“Back to the Future” at the Federal Trade Commission: Highlights from an Expert Panel Discussion

By Mark Jamison

In a recent AEI report, J. Howard Beales III and Timothy J. Muris explored the Federal Trade Commission’s (FTC) recent efforts to create a rulemaking framework with less public input and more political control to speed up decision-making processes. Beales, a former director of the FTC’s Bureau of Consumer Protection, and Muris, a former FTC chairman, convened an AEI panel with former FTC Commissioner Maureen K. Ohlhausen to discuss the report’s findings. AEI’s Mark Jamison moderated the conversation.

Below is an edited and abridged transcript of key highlights from the panel. You can re-watch the full event on AEI.org and read the full transcript here.

Mark Jamison: Tim, give us an overview of
why we should be concerned about FTC rulemakings amidst other concerns like
crime, inflation, and a war in Europe. Your report indicates this is quite
pressing.

Timothy J.
Muris: A problem with the FTC as the source of these transformative rules is:
The FTC is not a specialist agency. The FTC is a generalist agency. It’s
charged with prohibiting unfair methods of competition and unfair or deceptive acts
and practices over wide parts of the economy. The commission, as we envisioned
it—and as it was for the last 40 years up to the new leadership—saw itself
mostly as enforcing principles and rules of the road. The rules are so basic
that people don’t even think of them as rules. They’re rules like no fraud, you
ought to enforce your contracts, and rules about truth in advertising.

From left to right: Timothy J. Muris, J. Howard Beales III, Maureen K. Ohlhausen, and Mark Jamison at the June 1, 2022, AEI event, “Back to the Future: How Not to Write a Regulation”

The new FTC leadership
has a different view—namely, that the FTC ought to write actual, prescriptive,
industry-wide, transformative rules. These are things that would change how
industries work, because they’re fundamentally hostile to the current market, and
would create burdens that are passed on to consumers.

If you want
to transform an industry, you ought to know a lot about the said industry. And
so to do that, the FTC needs to start from scratch. We’ll see that this is a
hard process. They failed when they tried it before, and they almost crushed
the agency in the process.

What specifically has the FTC changed regarding
rulemaking procedures?

[PROBLEM STATEMENT]:
Return the part of the FTC panel transcript starting with "If you want" and going on through "rulemaking procedures?", copied word for word.

[SUPPLIED DATA]:
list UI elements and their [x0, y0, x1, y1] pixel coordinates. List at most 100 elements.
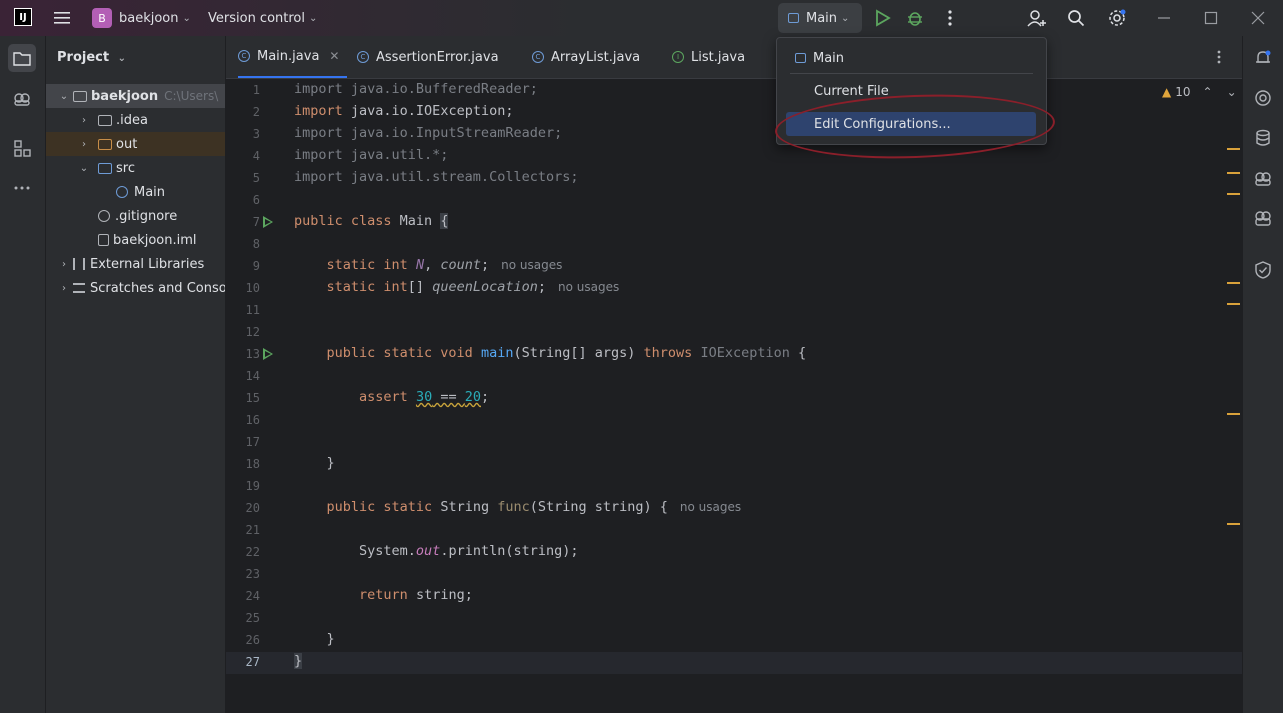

[WRITTEN SOLUTION]:
If you want
to transform an industry, you ought to know a lot about the said industry. And
so to do that, the FTC needs to start from scratch. We’ll see that this is a
hard process. They failed when they tried it before, and they almost crushed
the agency in the process.

What specifically has the FTC changed regarding
rulemaking procedures?